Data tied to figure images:

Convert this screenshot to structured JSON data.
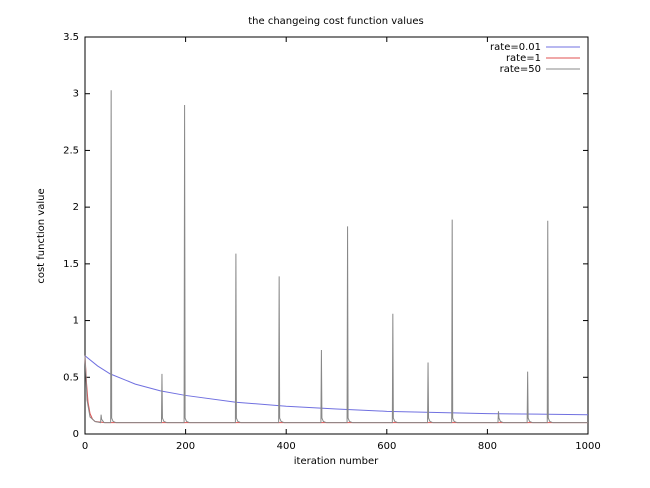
{
  "chart_data": {
    "type": "line",
    "title": "the changeing cost function values",
    "x_label": "iteration number",
    "y_label": "cost function value",
    "xlim": [
      0,
      1000
    ],
    "xticks": [
      0,
      200,
      400,
      600,
      800,
      1000
    ],
    "ylim": [
      0,
      3.5
    ],
    "yticks": [
      0,
      0.5,
      1,
      1.5,
      2,
      2.5,
      3,
      3.5
    ],
    "legend": "top-right",
    "series": [
      {
        "name": "rate=0.01",
        "color": "#7070e0",
        "x": [
          0,
          25,
          50,
          100,
          150,
          200,
          300,
          400,
          500,
          600,
          700,
          800,
          900,
          1000
        ],
        "values": [
          0.69,
          0.6,
          0.53,
          0.44,
          0.38,
          0.34,
          0.28,
          0.245,
          0.22,
          0.2,
          0.19,
          0.18,
          0.175,
          0.17
        ]
      },
      {
        "name": "rate=1",
        "color": "#e05050",
        "x": [
          0,
          3,
          6,
          10,
          15,
          20,
          40,
          1000
        ],
        "values": [
          0.69,
          0.45,
          0.28,
          0.18,
          0.13,
          0.11,
          0.1,
          0.1
        ]
      },
      {
        "name": "rate=50",
        "color": "#888888",
        "x": [
          0,
          4,
          10,
          20,
          31,
          32,
          33,
          38,
          51,
          52,
          53,
          56,
          62,
          152,
          153,
          154,
          157,
          163,
          197,
          198,
          199,
          202,
          208,
          299,
          300,
          301,
          304,
          310,
          385,
          386,
          387,
          390,
          396,
          469,
          470,
          471,
          474,
          480,
          521,
          522,
          523,
          526,
          532,
          611,
          612,
          613,
          616,
          622,
          681,
          682,
          683,
          686,
          692,
          729,
          730,
          731,
          734,
          740,
          821,
          822,
          823,
          826,
          832,
          879,
          880,
          881,
          884,
          890,
          919,
          920,
          921,
          924,
          930,
          1000
        ],
        "values": [
          0.69,
          0.3,
          0.15,
          0.11,
          0.1,
          0.17,
          0.13,
          0.1,
          0.1,
          3.03,
          0.14,
          0.11,
          0.1,
          0.1,
          0.53,
          0.14,
          0.11,
          0.1,
          0.1,
          2.9,
          0.14,
          0.11,
          0.1,
          0.1,
          1.59,
          0.14,
          0.11,
          0.1,
          0.1,
          1.39,
          0.14,
          0.11,
          0.1,
          0.1,
          0.74,
          0.14,
          0.11,
          0.1,
          0.1,
          1.83,
          0.14,
          0.11,
          0.1,
          0.1,
          1.06,
          0.14,
          0.11,
          0.1,
          0.1,
          0.63,
          0.14,
          0.11,
          0.1,
          0.1,
          1.89,
          0.14,
          0.11,
          0.1,
          0.1,
          0.2,
          0.14,
          0.11,
          0.1,
          0.1,
          0.55,
          0.14,
          0.11,
          0.1,
          0.1,
          1.88,
          0.14,
          0.11,
          0.1,
          0.1
        ]
      }
    ]
  }
}
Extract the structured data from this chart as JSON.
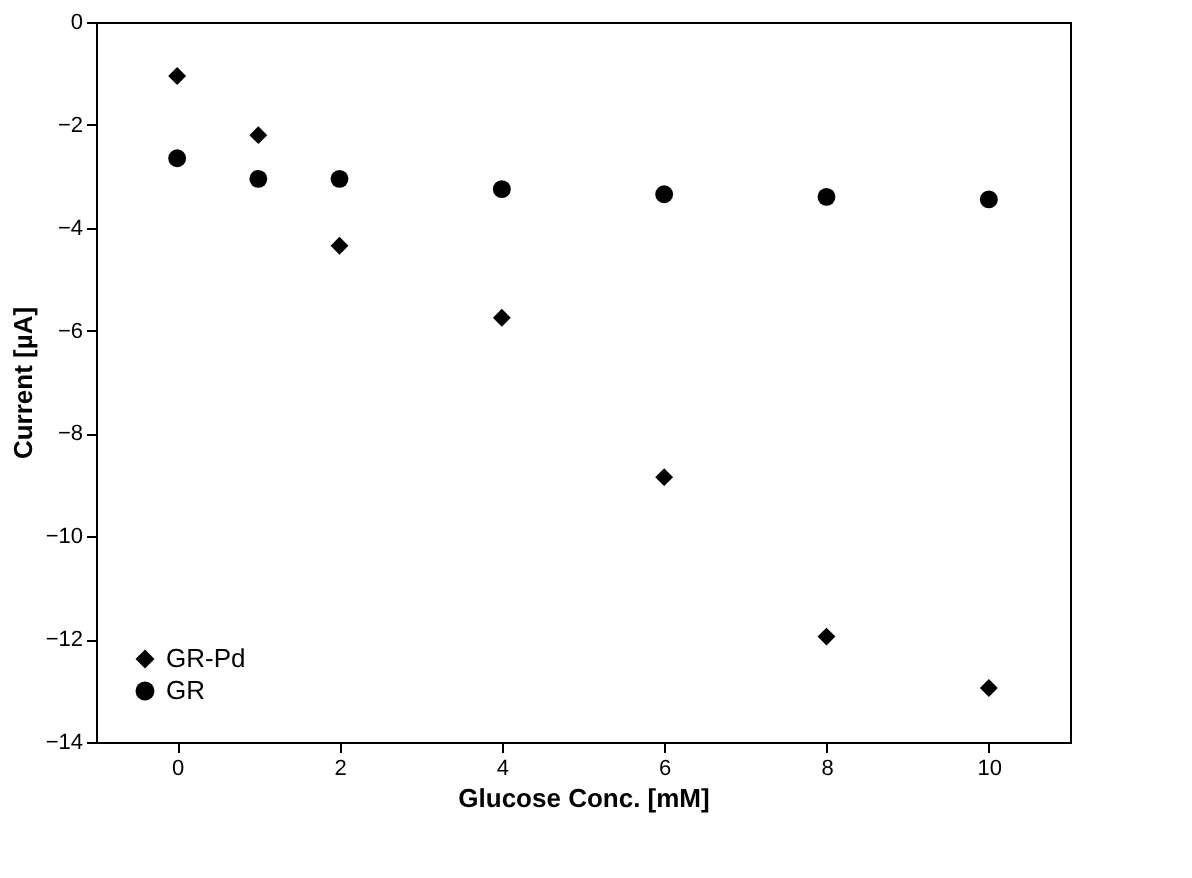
{
  "chart_data": {
    "type": "scatter",
    "xlabel": "Glucose Conc. [mM]",
    "ylabel": "Current [µA]",
    "xlim": [
      -1,
      11
    ],
    "xticks": [
      0,
      2,
      4,
      6,
      8,
      10
    ],
    "ylim": [
      -14,
      0
    ],
    "yticks": [
      -14,
      -12,
      -10,
      -8,
      -6,
      -4,
      -2,
      0
    ],
    "grid": false,
    "legend": "bottom left",
    "series": [
      {
        "name": "GR-Pd",
        "color": "#000000",
        "marker": "diamond",
        "x": [
          0,
          1,
          2,
          4,
          6,
          8,
          10
        ],
        "values": [
          -1.05,
          -2.2,
          -4.35,
          -5.75,
          -8.85,
          -11.95,
          -12.95
        ]
      },
      {
        "name": "GR",
        "color": "#000000",
        "marker": "circle",
        "x": [
          0,
          1,
          2,
          4,
          6,
          8,
          10
        ],
        "values": [
          -2.65,
          -3.05,
          -3.05,
          -3.25,
          -3.35,
          -3.4,
          -3.45
        ]
      }
    ]
  }
}
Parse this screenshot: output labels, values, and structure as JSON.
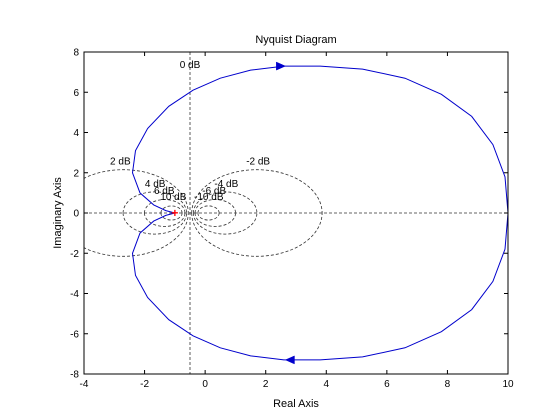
{
  "chart_data": {
    "type": "line",
    "title": "Nyquist Diagram",
    "xlabel": "Real Axis",
    "ylabel": "Imaginary Axis",
    "xlim": [
      -4,
      10
    ],
    "ylim": [
      -8,
      8
    ],
    "grid": "M-circles",
    "xticks": [
      -4,
      -2,
      0,
      2,
      4,
      6,
      8,
      10
    ],
    "yticks": [
      -8,
      -6,
      -4,
      -2,
      0,
      2,
      4,
      6,
      8
    ],
    "xtick_labels": [
      "-4",
      "-2",
      "0",
      "2",
      "4",
      "6",
      "8",
      "10"
    ],
    "ytick_labels": [
      "-8",
      "-6",
      "-4",
      "-2",
      "0",
      "2",
      "4",
      "6",
      "8"
    ],
    "m_circles": [
      {
        "label": "0 dB",
        "db": 0
      },
      {
        "label": "2 dB",
        "db": 2
      },
      {
        "label": "-2 dB",
        "db": -2
      },
      {
        "label": "4 dB",
        "db": 4
      },
      {
        "label": "-4 dB",
        "db": -4
      },
      {
        "label": "6 dB",
        "db": 6
      },
      {
        "label": "-6 dB",
        "db": -6
      },
      {
        "label": "10 dB",
        "db": 10
      },
      {
        "label": "-10 dB",
        "db": -10
      }
    ],
    "series": [
      {
        "color": "#0000cc",
        "points": [
          [
            10,
            0
          ],
          [
            9.9,
            1.8
          ],
          [
            9.5,
            3.4
          ],
          [
            8.8,
            4.8
          ],
          [
            7.8,
            5.9
          ],
          [
            6.6,
            6.7
          ],
          [
            5.2,
            7.15
          ],
          [
            3.8,
            7.3
          ],
          [
            2.6,
            7.3
          ],
          [
            1.5,
            7.1
          ],
          [
            0.5,
            6.7
          ],
          [
            -0.4,
            6.1
          ],
          [
            -1.2,
            5.3
          ],
          [
            -1.9,
            4.2
          ],
          [
            -2.3,
            3.1
          ],
          [
            -2.4,
            2.0
          ],
          [
            -2.15,
            1.0
          ],
          [
            -1.7,
            0.4
          ],
          [
            -1.3,
            0.12
          ],
          [
            -1.0,
            0
          ],
          [
            -1.3,
            -0.12
          ],
          [
            -1.7,
            -0.4
          ],
          [
            -2.15,
            -1.0
          ],
          [
            -2.4,
            -2.0
          ],
          [
            -2.3,
            -3.1
          ],
          [
            -1.9,
            -4.2
          ],
          [
            -1.2,
            -5.3
          ],
          [
            -0.4,
            -6.1
          ],
          [
            0.5,
            -6.7
          ],
          [
            1.5,
            -7.1
          ],
          [
            2.6,
            -7.3
          ],
          [
            3.8,
            -7.3
          ],
          [
            5.2,
            -7.15
          ],
          [
            6.6,
            -6.7
          ],
          [
            7.8,
            -5.9
          ],
          [
            8.8,
            -4.8
          ],
          [
            9.5,
            -3.4
          ],
          [
            9.9,
            -1.8
          ],
          [
            10,
            0
          ]
        ],
        "arrows": [
          {
            "x": 2.5,
            "y": 7.3,
            "direction": "right"
          },
          {
            "x": 2.8,
            "y": -7.3,
            "direction": "left"
          }
        ]
      }
    ],
    "critical_point": {
      "x": -1,
      "y": 0,
      "color": "#ff0000"
    }
  }
}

What you should do
Images should not appear in the copy; retype the listing above exactly.

Answer
Convert this screenshot to structured JSON data.
{
  "chart_data": {
    "type": "line",
    "title": "the changeing cost function values",
    "x_label": "iteration number",
    "y_label": "cost function value",
    "xlim": [
      0,
      1000
    ],
    "xticks": [
      0,
      200,
      400,
      600,
      800,
      1000
    ],
    "ylim": [
      0,
      3.5
    ],
    "yticks": [
      0,
      0.5,
      1,
      1.5,
      2,
      2.5,
      3,
      3.5
    ],
    "legend": "top-right",
    "series": [
      {
        "name": "rate=0.01",
        "color": "#7070e0",
        "x": [
          0,
          25,
          50,
          100,
          150,
          200,
          300,
          400,
          500,
          600,
          700,
          800,
          900,
          1000
        ],
        "values": [
          0.69,
          0.6,
          0.53,
          0.44,
          0.38,
          0.34,
          0.28,
          0.245,
          0.22,
          0.2,
          0.19,
          0.18,
          0.175,
          0.17
        ]
      },
      {
        "name": "rate=1",
        "color": "#e05050",
        "x": [
          0,
          3,
          6,
          10,
          15,
          20,
          40,
          1000
        ],
        "values": [
          0.69,
          0.45,
          0.28,
          0.18,
          0.13,
          0.11,
          0.1,
          0.1
        ]
      },
      {
        "name": "rate=50",
        "color": "#888888",
        "x": [
          0,
          4,
          10,
          20,
          31,
          32,
          33,
          38,
          51,
          52,
          53,
          56,
          62,
          152,
          153,
          154,
          157,
          163,
          197,
          198,
          199,
          202,
          208,
          299,
          300,
          301,
          304,
          310,
          385,
          386,
          387,
          390,
          396,
          469,
          470,
          471,
          474,
          480,
          521,
          522,
          523,
          526,
          532,
          611,
          612,
          613,
          616,
          622,
          681,
          682,
          683,
          686,
          692,
          729,
          730,
          731,
          734,
          740,
          821,
          822,
          823,
          826,
          832,
          879,
          880,
          881,
          884,
          890,
          919,
          920,
          921,
          924,
          930,
          1000
        ],
        "values": [
          0.69,
          0.3,
          0.15,
          0.11,
          0.1,
          0.17,
          0.13,
          0.1,
          0.1,
          3.03,
          0.14,
          0.11,
          0.1,
          0.1,
          0.53,
          0.14,
          0.11,
          0.1,
          0.1,
          2.9,
          0.14,
          0.11,
          0.1,
          0.1,
          1.59,
          0.14,
          0.11,
          0.1,
          0.1,
          1.39,
          0.14,
          0.11,
          0.1,
          0.1,
          0.74,
          0.14,
          0.11,
          0.1,
          0.1,
          1.83,
          0.14,
          0.11,
          0.1,
          0.1,
          1.06,
          0.14,
          0.11,
          0.1,
          0.1,
          0.63,
          0.14,
          0.11,
          0.1,
          0.1,
          1.89,
          0.14,
          0.11,
          0.1,
          0.1,
          0.2,
          0.14,
          0.11,
          0.1,
          0.1,
          0.55,
          0.14,
          0.11,
          0.1,
          0.1,
          1.88,
          0.14,
          0.11,
          0.1,
          0.1
        ]
      }
    ]
  }
}
Extract the structured data from this chart as JSON.
{
  "chart_data": {
    "type": "scatter",
    "xlabel": "Glucose Conc. [mM]",
    "ylabel": "Current [µA]",
    "xlim": [
      -1,
      11
    ],
    "xticks": [
      0,
      2,
      4,
      6,
      8,
      10
    ],
    "ylim": [
      -14,
      0
    ],
    "yticks": [
      -14,
      -12,
      -10,
      -8,
      -6,
      -4,
      -2,
      0
    ],
    "grid": false,
    "legend": "bottom left",
    "series": [
      {
        "name": "GR-Pd",
        "color": "#000000",
        "marker": "diamond",
        "x": [
          0,
          1,
          2,
          4,
          6,
          8,
          10
        ],
        "values": [
          -1.05,
          -2.2,
          -4.35,
          -5.75,
          -8.85,
          -11.95,
          -12.95
        ]
      },
      {
        "name": "GR",
        "color": "#000000",
        "marker": "circle",
        "x": [
          0,
          1,
          2,
          4,
          6,
          8,
          10
        ],
        "values": [
          -2.65,
          -3.05,
          -3.05,
          -3.25,
          -3.35,
          -3.4,
          -3.45
        ]
      }
    ]
  }
}
Parse this screenshot: output labels, values, and structure as JSON.
{
  "chart_data": {
    "type": "line",
    "title": "Nyquist Diagram",
    "xlabel": "Real Axis",
    "ylabel": "Imaginary Axis",
    "xlim": [
      -4,
      10
    ],
    "ylim": [
      -8,
      8
    ],
    "grid": "M-circles",
    "xticks": [
      -4,
      -2,
      0,
      2,
      4,
      6,
      8,
      10
    ],
    "yticks": [
      -8,
      -6,
      -4,
      -2,
      0,
      2,
      4,
      6,
      8
    ],
    "xtick_labels": [
      "-4",
      "-2",
      "0",
      "2",
      "4",
      "6",
      "8",
      "10"
    ],
    "ytick_labels": [
      "-8",
      "-6",
      "-4",
      "-2",
      "0",
      "2",
      "4",
      "6",
      "8"
    ],
    "m_circles": [
      {
        "label": "0 dB",
        "db": 0
      },
      {
        "label": "2 dB",
        "db": 2
      },
      {
        "label": "-2 dB",
        "db": -2
      },
      {
        "label": "4 dB",
        "db": 4
      },
      {
        "label": "-4 dB",
        "db": -4
      },
      {
        "label": "6 dB",
        "db": 6
      },
      {
        "label": "-6 dB",
        "db": -6
      },
      {
        "label": "10 dB",
        "db": 10
      },
      {
        "label": "-10 dB",
        "db": -10
      }
    ],
    "series": [
      {
        "color": "#0000cc",
        "points": [
          [
            10,
            0
          ],
          [
            9.9,
            1.8
          ],
          [
            9.5,
            3.4
          ],
          [
            8.8,
            4.8
          ],
          [
            7.8,
            5.9
          ],
          [
            6.6,
            6.7
          ],
          [
            5.2,
            7.15
          ],
          [
            3.8,
            7.3
          ],
          [
            2.6,
            7.3
          ],
          [
            1.5,
            7.1
          ],
          [
            0.5,
            6.7
          ],
          [
            -0.4,
            6.1
          ],
          [
            -1.2,
            5.3
          ],
          [
            -1.9,
            4.2
          ],
          [
            -2.3,
            3.1
          ],
          [
            -2.4,
            2.0
          ],
          [
            -2.15,
            1.0
          ],
          [
            -1.7,
            0.4
          ],
          [
            -1.3,
            0.12
          ],
          [
            -1.0,
            0
          ],
          [
            -1.3,
            -0.12
          ],
          [
            -1.7,
            -0.4
          ],
          [
            -2.15,
            -1.0
          ],
          [
            -2.4,
            -2.0
          ],
          [
            -2.3,
            -3.1
          ],
          [
            -1.9,
            -4.2
          ],
          [
            -1.2,
            -5.3
          ],
          [
            -0.4,
            -6.1
          ],
          [
            0.5,
            -6.7
          ],
          [
            1.5,
            -7.1
          ],
          [
            2.6,
            -7.3
          ],
          [
            3.8,
            -7.3
          ],
          [
            5.2,
            -7.15
          ],
          [
            6.6,
            -6.7
          ],
          [
            7.8,
            -5.9
          ],
          [
            8.8,
            -4.8
          ],
          [
            9.5,
            -3.4
          ],
          [
            9.9,
            -1.8
          ],
          [
            10,
            0
          ]
        ],
        "arrows": [
          {
            "x": 2.5,
            "y": 7.3,
            "direction": "right"
          },
          {
            "x": 2.8,
            "y": -7.3,
            "direction": "left"
          }
        ]
      }
    ],
    "critical_point": {
      "x": -1,
      "y": 0,
      "color": "#ff0000"
    }
  }
}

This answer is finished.